━━━ Record list

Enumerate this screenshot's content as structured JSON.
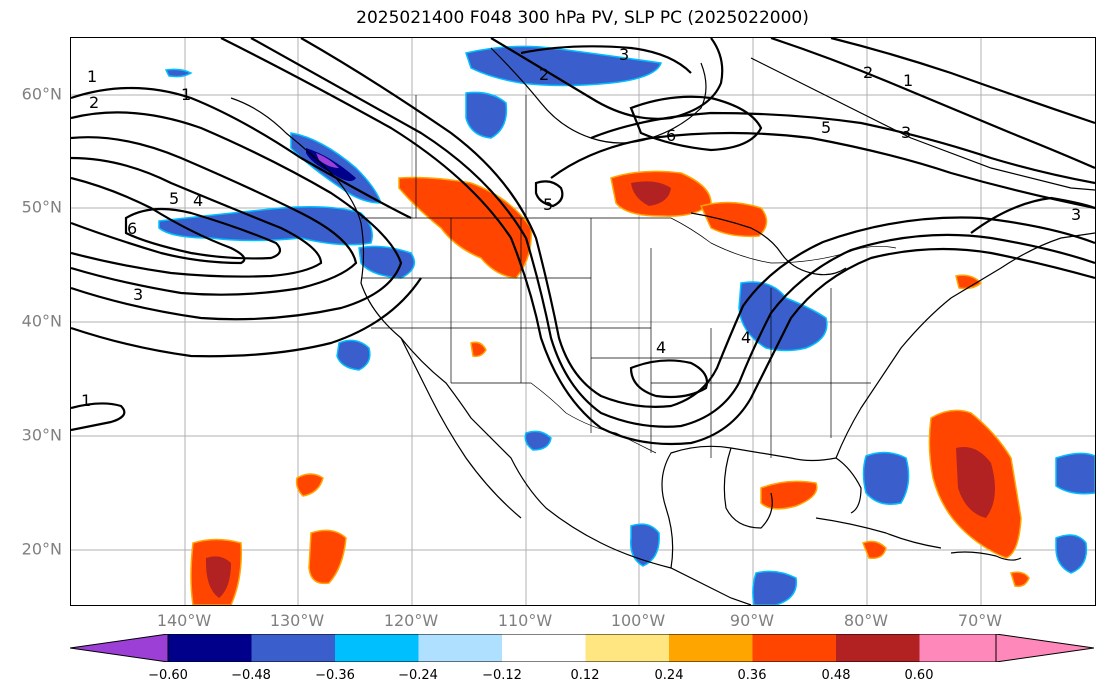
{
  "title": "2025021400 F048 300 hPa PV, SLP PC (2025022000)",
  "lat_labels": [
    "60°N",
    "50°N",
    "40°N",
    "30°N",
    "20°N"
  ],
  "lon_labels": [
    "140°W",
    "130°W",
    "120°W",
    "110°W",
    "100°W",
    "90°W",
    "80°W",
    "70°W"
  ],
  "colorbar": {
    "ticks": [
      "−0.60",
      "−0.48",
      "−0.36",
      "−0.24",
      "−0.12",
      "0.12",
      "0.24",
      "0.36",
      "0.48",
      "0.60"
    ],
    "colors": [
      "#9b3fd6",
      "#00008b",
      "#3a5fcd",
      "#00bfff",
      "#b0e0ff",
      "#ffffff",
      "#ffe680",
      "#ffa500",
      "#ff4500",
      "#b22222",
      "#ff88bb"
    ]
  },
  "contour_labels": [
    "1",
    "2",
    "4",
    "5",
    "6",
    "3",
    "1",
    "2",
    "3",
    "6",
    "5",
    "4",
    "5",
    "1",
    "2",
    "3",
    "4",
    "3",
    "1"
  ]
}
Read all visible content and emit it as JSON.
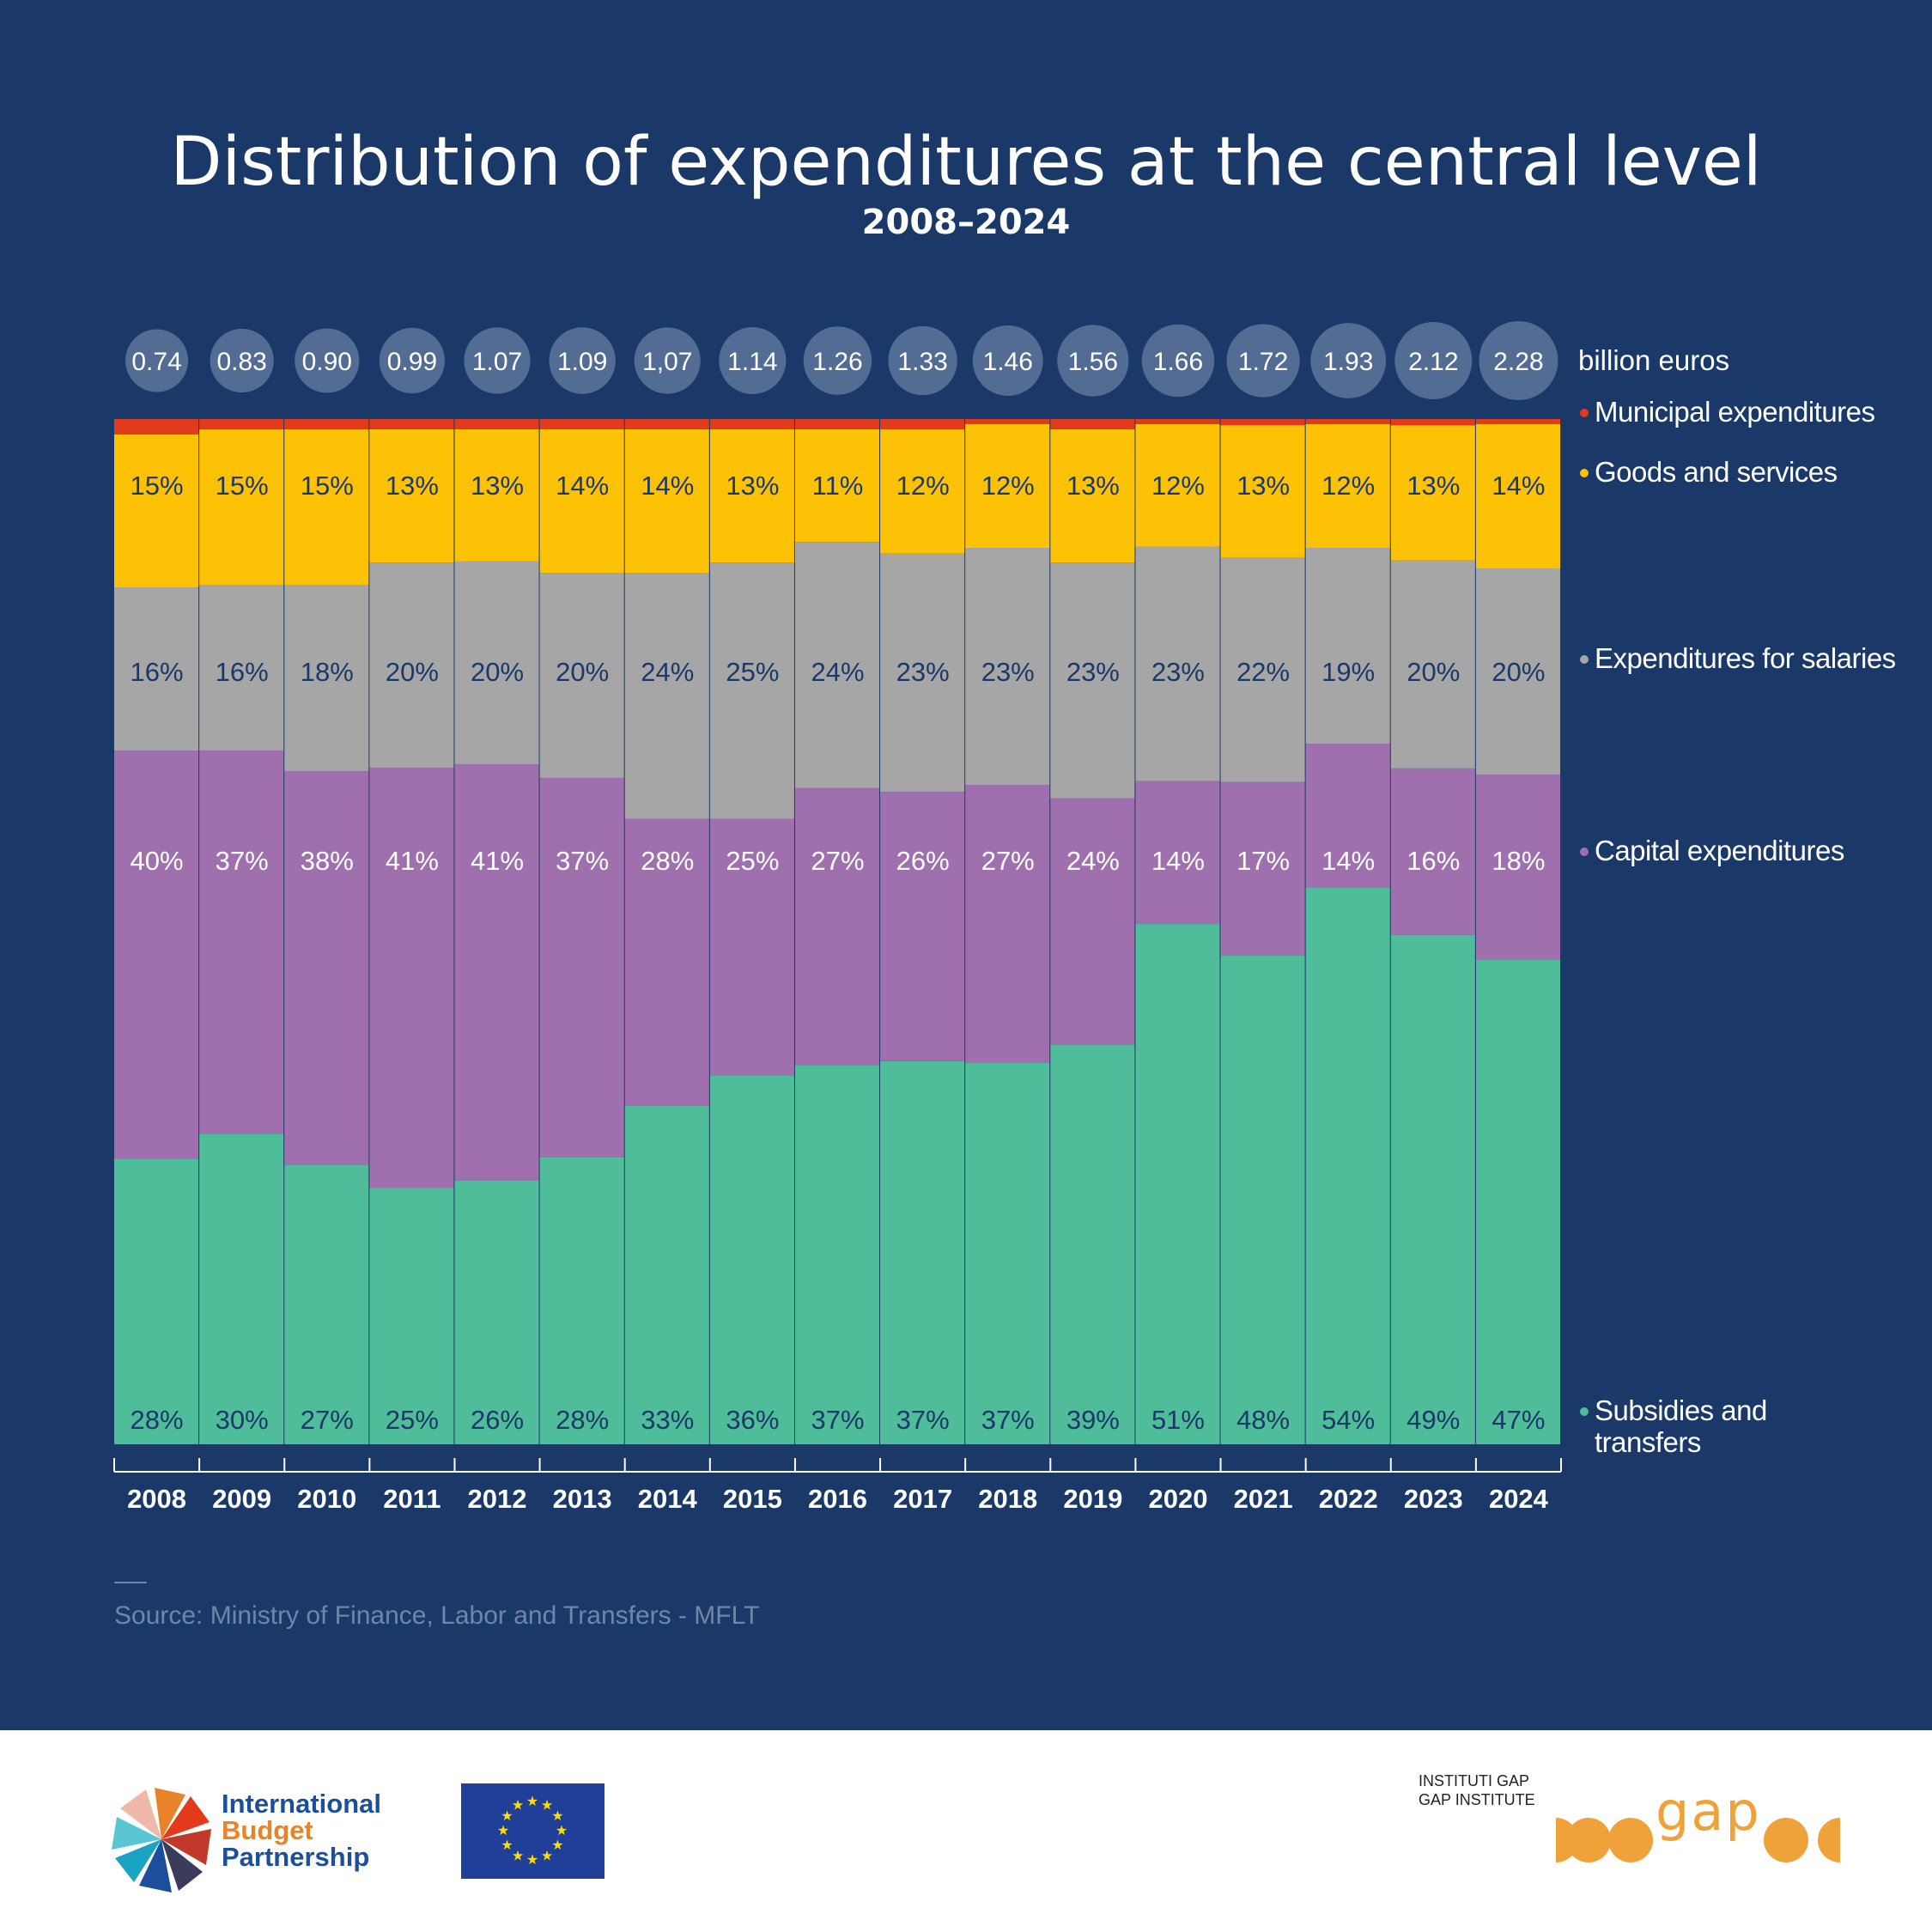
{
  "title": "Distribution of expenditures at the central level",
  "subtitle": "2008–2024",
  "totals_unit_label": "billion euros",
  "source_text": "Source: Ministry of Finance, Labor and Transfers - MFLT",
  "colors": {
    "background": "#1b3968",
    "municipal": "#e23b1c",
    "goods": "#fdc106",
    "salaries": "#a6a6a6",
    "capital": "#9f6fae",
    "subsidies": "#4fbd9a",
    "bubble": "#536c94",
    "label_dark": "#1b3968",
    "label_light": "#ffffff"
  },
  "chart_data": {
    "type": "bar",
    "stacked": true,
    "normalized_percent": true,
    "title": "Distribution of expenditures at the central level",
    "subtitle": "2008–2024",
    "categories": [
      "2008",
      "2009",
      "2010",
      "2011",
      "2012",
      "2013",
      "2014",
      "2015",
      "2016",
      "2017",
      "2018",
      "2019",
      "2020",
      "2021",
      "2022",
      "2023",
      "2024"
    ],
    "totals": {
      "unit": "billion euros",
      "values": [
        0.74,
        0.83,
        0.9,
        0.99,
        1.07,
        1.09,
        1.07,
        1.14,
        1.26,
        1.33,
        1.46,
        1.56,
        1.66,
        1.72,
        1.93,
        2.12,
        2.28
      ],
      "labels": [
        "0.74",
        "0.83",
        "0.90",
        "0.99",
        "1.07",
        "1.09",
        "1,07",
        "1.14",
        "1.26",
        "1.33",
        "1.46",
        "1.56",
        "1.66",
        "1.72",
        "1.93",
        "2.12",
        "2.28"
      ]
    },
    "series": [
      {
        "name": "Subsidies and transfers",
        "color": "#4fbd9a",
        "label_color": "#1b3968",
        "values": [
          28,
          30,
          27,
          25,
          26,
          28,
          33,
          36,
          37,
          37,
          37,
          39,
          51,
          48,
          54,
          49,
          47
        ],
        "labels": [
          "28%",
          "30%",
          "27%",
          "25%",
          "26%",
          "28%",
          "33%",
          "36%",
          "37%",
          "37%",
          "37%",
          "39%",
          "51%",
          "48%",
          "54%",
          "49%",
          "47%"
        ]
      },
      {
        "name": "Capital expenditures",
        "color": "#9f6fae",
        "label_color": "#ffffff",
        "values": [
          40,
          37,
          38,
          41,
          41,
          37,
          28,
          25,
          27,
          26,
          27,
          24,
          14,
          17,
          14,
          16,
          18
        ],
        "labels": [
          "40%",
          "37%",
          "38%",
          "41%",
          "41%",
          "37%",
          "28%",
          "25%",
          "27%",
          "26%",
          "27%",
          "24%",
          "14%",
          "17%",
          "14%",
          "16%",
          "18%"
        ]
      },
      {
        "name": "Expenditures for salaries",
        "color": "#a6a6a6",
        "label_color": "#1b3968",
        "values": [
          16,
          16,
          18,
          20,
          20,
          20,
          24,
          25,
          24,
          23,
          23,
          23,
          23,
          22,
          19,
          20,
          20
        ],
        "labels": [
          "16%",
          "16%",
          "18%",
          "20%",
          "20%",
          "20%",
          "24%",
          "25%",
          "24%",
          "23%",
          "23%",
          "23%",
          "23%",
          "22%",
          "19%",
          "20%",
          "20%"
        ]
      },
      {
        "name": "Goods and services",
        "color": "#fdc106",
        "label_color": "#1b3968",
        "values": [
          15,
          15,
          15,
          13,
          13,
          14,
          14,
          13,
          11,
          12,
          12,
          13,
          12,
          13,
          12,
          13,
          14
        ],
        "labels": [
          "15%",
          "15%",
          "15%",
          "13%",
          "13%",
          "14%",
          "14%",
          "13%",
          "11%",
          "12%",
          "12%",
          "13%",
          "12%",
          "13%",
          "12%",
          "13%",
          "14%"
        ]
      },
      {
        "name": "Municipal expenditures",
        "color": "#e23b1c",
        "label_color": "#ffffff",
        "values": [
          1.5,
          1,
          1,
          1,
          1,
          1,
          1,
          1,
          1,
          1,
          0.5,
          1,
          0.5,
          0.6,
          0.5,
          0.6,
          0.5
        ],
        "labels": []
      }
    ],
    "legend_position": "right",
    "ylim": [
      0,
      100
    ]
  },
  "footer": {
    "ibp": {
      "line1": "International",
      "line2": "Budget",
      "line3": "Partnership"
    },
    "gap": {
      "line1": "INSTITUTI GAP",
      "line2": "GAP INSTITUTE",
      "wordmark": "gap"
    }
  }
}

━━━━━━

:: Requirements ::
Look over the listing above. Pick out and copy every line that includes "subtitle".

:: Output below ::
  "subtitle": "2008–2024",
    "subtitle": "2008–2024",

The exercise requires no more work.